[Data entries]
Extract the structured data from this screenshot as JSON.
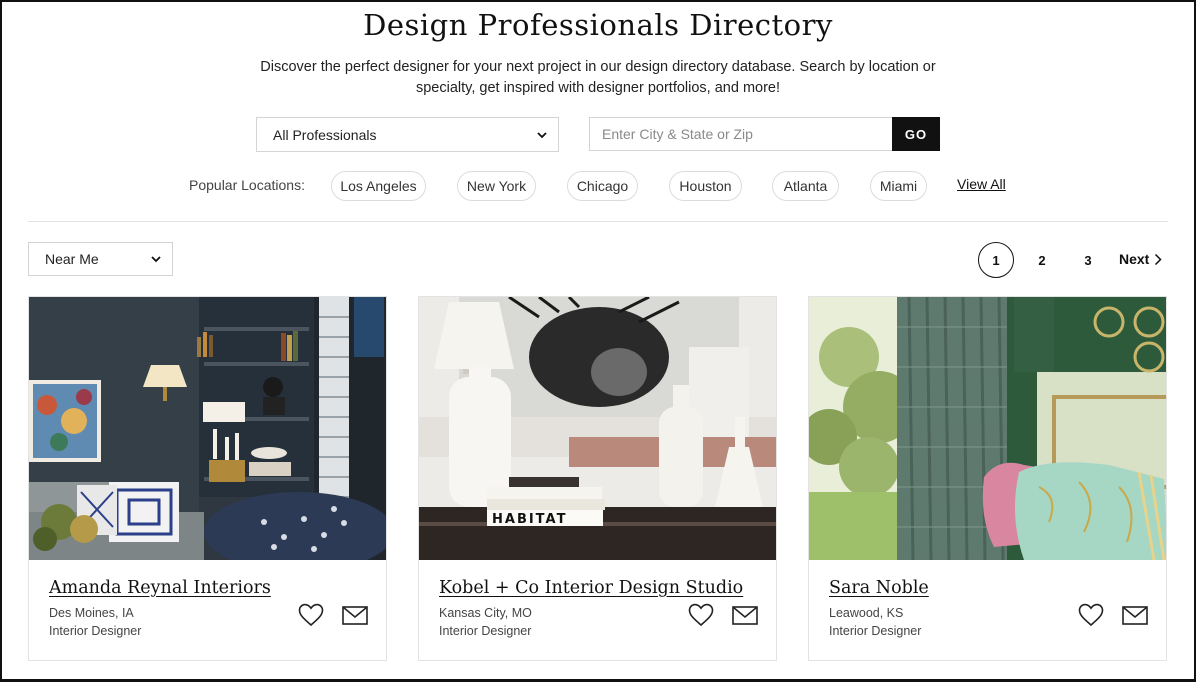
{
  "header": {
    "title": "Design Professionals Directory",
    "subtitle": "Discover the perfect designer for your next project in our design directory database. Search by location or specialty, get inspired with designer portfolios, and more!"
  },
  "search": {
    "professional_select": "All Professionals",
    "location_placeholder": "Enter City & State or Zip",
    "go_label": "GO"
  },
  "popular": {
    "label": "Popular Locations:",
    "locations": [
      "Los Angeles",
      "New York",
      "Chicago",
      "Houston",
      "Atlanta",
      "Miami"
    ],
    "view_all": "View All"
  },
  "sort": {
    "selected": "Near Me"
  },
  "pagination": {
    "pages": [
      "1",
      "2",
      "3"
    ],
    "active": "1",
    "next_label": "Next"
  },
  "cards": [
    {
      "name": "Amanda Reynal Interiors",
      "location": "Des Moines, IA",
      "type": "Interior Designer"
    },
    {
      "name": "Kobel + Co Interior Design Studio",
      "location": "Kansas City, MO",
      "type": "Interior Designer",
      "image_text": "HABITAT"
    },
    {
      "name": "Sara Noble",
      "location": "Leawood, KS",
      "type": "Interior Designer"
    }
  ],
  "icons": {
    "chevron": "chevron-down-icon",
    "next": "chevron-right-icon",
    "favorite": "heart-icon",
    "contact": "mail-icon"
  }
}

[What the exercise asks] Skip the pictures and print each record exactly as it stands.

[Response]
Extract the structured data from this screenshot as JSON.
{
  "header": {
    "title": "Design Professionals Directory",
    "subtitle": "Discover the perfect designer for your next project in our design directory database. Search by location or specialty, get inspired with designer portfolios, and more!"
  },
  "search": {
    "professional_select": "All Professionals",
    "location_placeholder": "Enter City & State or Zip",
    "go_label": "GO"
  },
  "popular": {
    "label": "Popular Locations:",
    "locations": [
      "Los Angeles",
      "New York",
      "Chicago",
      "Houston",
      "Atlanta",
      "Miami"
    ],
    "view_all": "View All"
  },
  "sort": {
    "selected": "Near Me"
  },
  "pagination": {
    "pages": [
      "1",
      "2",
      "3"
    ],
    "active": "1",
    "next_label": "Next"
  },
  "cards": [
    {
      "name": "Amanda Reynal Interiors",
      "location": "Des Moines, IA",
      "type": "Interior Designer"
    },
    {
      "name": "Kobel + Co Interior Design Studio",
      "location": "Kansas City, MO",
      "type": "Interior Designer",
      "image_text": "HABITAT"
    },
    {
      "name": "Sara Noble",
      "location": "Leawood, KS",
      "type": "Interior Designer"
    }
  ],
  "icons": {
    "chevron": "chevron-down-icon",
    "next": "chevron-right-icon",
    "favorite": "heart-icon",
    "contact": "mail-icon"
  }
}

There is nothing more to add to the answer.